Exercise inputs:
--
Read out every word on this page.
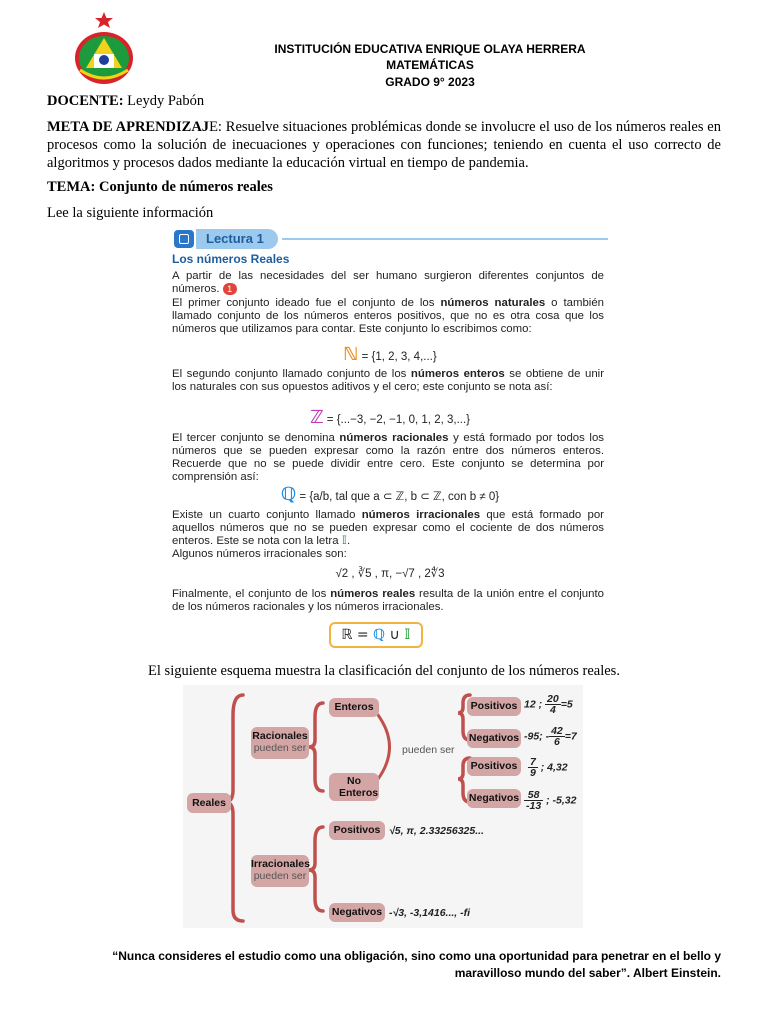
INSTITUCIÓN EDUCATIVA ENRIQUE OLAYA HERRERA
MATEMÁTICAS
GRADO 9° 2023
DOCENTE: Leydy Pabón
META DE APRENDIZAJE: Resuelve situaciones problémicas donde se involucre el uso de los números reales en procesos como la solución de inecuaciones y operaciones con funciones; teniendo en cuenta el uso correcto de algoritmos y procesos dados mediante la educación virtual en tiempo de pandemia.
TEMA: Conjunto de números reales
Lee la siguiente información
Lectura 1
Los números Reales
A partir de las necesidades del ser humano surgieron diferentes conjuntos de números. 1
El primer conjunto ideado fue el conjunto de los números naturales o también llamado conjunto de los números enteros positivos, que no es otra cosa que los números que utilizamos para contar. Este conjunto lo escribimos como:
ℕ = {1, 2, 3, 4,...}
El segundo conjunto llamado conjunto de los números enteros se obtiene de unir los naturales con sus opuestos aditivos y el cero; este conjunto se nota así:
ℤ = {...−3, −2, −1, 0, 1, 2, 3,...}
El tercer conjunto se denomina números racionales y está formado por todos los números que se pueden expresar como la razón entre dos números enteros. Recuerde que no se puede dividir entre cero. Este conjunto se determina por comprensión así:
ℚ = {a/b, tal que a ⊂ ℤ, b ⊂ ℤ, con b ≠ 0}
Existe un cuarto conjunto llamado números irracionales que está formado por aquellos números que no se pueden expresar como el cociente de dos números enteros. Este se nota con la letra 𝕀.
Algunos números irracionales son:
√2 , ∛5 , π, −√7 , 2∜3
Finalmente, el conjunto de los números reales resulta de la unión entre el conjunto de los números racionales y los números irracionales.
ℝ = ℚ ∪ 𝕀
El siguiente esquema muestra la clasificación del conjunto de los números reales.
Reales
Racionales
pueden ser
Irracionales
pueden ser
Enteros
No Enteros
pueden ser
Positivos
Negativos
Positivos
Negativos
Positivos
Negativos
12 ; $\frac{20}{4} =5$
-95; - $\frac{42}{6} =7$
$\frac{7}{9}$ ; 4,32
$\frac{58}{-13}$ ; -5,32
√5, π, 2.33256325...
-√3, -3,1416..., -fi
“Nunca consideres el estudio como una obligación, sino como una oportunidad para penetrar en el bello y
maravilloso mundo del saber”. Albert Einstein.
--
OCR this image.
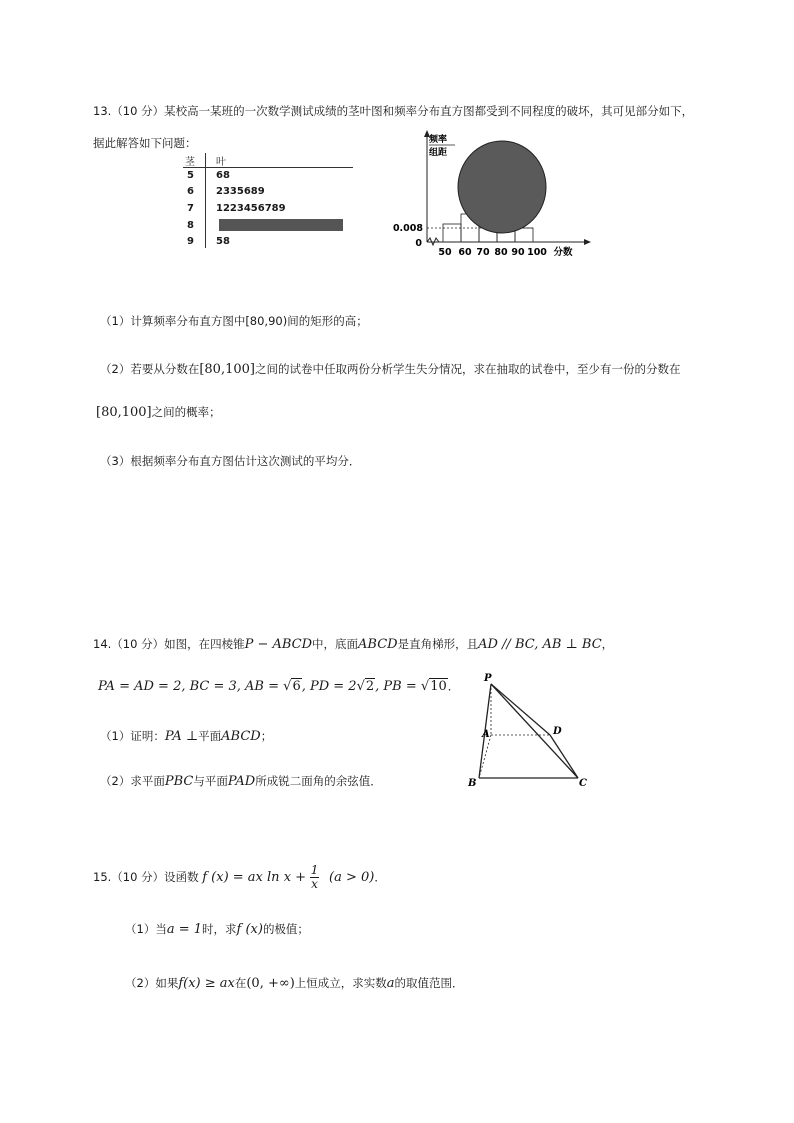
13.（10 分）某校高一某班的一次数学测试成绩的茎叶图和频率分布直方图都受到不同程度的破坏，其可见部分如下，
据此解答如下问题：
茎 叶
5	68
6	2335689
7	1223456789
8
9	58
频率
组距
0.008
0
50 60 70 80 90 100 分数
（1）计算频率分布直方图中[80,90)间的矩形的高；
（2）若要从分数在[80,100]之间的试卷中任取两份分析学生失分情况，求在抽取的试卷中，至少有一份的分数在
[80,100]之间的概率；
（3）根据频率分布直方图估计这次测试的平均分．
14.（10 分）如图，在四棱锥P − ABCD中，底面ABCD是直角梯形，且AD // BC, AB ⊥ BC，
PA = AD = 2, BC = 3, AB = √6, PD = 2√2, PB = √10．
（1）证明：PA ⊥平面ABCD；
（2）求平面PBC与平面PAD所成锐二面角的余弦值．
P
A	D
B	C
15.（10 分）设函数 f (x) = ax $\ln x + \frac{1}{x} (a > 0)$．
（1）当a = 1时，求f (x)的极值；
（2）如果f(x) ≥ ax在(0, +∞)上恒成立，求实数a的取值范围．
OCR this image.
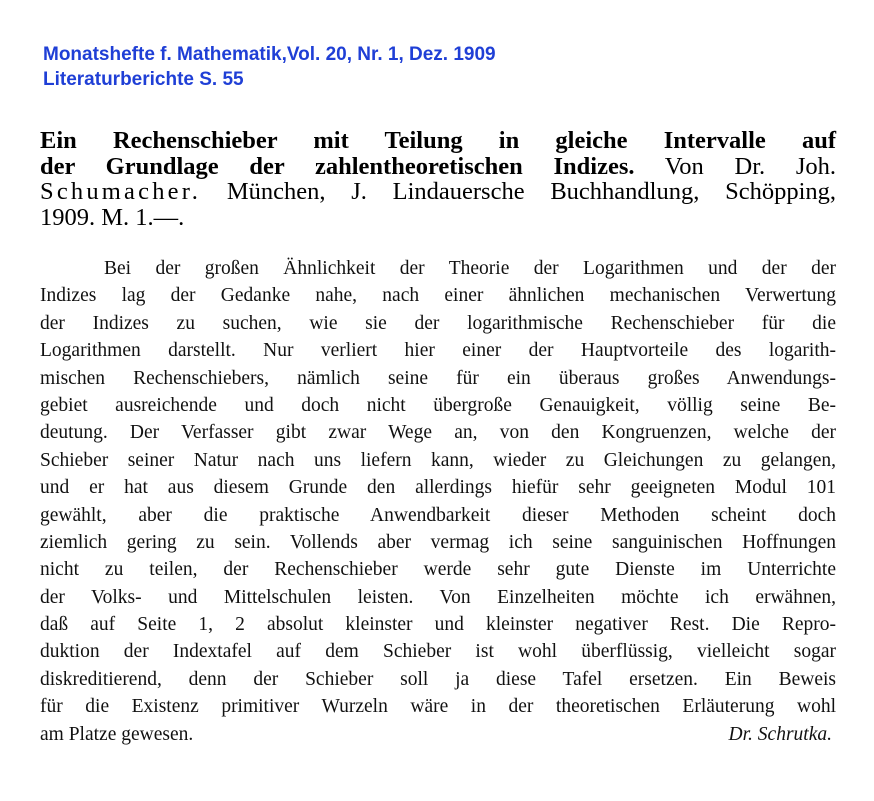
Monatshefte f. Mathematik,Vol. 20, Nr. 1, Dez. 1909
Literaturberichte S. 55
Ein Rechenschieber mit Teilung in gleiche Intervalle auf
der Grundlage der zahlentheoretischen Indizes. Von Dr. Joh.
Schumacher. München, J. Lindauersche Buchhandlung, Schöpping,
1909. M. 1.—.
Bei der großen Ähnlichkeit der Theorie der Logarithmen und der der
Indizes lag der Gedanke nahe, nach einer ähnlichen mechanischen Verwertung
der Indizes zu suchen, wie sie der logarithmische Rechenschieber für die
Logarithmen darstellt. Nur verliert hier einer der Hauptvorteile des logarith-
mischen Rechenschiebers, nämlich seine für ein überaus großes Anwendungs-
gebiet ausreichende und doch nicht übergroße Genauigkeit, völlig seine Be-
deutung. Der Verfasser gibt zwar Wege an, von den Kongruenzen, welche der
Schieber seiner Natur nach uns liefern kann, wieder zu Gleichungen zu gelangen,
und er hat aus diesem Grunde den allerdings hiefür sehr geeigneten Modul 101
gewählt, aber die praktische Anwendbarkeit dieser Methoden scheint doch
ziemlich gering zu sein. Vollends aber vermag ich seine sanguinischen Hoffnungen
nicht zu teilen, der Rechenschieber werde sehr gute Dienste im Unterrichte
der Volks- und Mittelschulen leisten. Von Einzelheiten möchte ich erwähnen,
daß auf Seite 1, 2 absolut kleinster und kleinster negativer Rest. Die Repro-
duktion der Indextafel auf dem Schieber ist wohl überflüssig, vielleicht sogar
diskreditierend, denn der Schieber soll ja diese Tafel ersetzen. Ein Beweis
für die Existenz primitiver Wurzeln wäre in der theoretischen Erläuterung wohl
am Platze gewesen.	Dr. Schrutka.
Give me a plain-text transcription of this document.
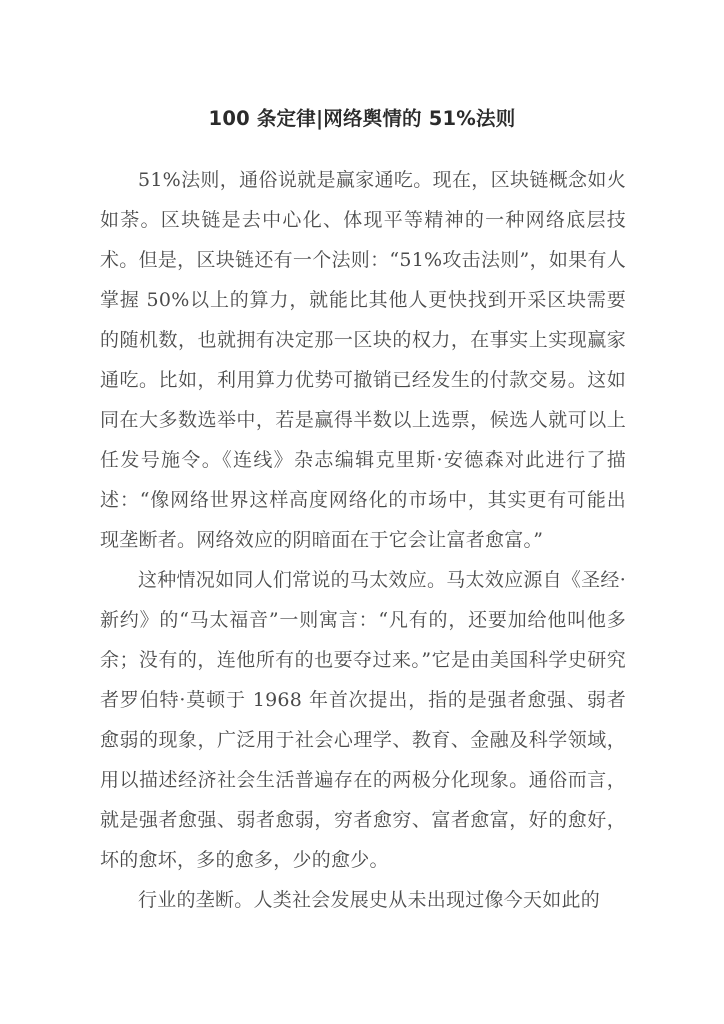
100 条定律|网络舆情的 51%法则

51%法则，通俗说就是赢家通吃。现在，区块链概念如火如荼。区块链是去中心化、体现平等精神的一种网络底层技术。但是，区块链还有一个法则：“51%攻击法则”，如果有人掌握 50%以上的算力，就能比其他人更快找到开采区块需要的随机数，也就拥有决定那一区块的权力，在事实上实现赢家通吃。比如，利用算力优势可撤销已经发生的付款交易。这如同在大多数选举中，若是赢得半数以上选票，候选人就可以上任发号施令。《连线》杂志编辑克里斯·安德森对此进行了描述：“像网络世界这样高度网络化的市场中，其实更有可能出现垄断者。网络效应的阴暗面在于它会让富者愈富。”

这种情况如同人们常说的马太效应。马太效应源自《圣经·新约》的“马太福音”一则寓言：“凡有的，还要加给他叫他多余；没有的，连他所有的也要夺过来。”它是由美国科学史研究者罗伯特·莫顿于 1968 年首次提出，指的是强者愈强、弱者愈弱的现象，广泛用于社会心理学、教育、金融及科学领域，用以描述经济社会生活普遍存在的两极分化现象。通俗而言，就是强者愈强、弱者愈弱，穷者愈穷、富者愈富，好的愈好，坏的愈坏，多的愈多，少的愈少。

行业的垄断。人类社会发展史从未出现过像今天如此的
--
Exercise instructions: Using the records above, list each line that includes "Logarithmen".

Response to the exercise:
Bei der großen Ähnlichkeit der Theorie der Logarithmen und der der
Logarithmen darstellt. Nur verliert hier einer der Hauptvorteile des logarith-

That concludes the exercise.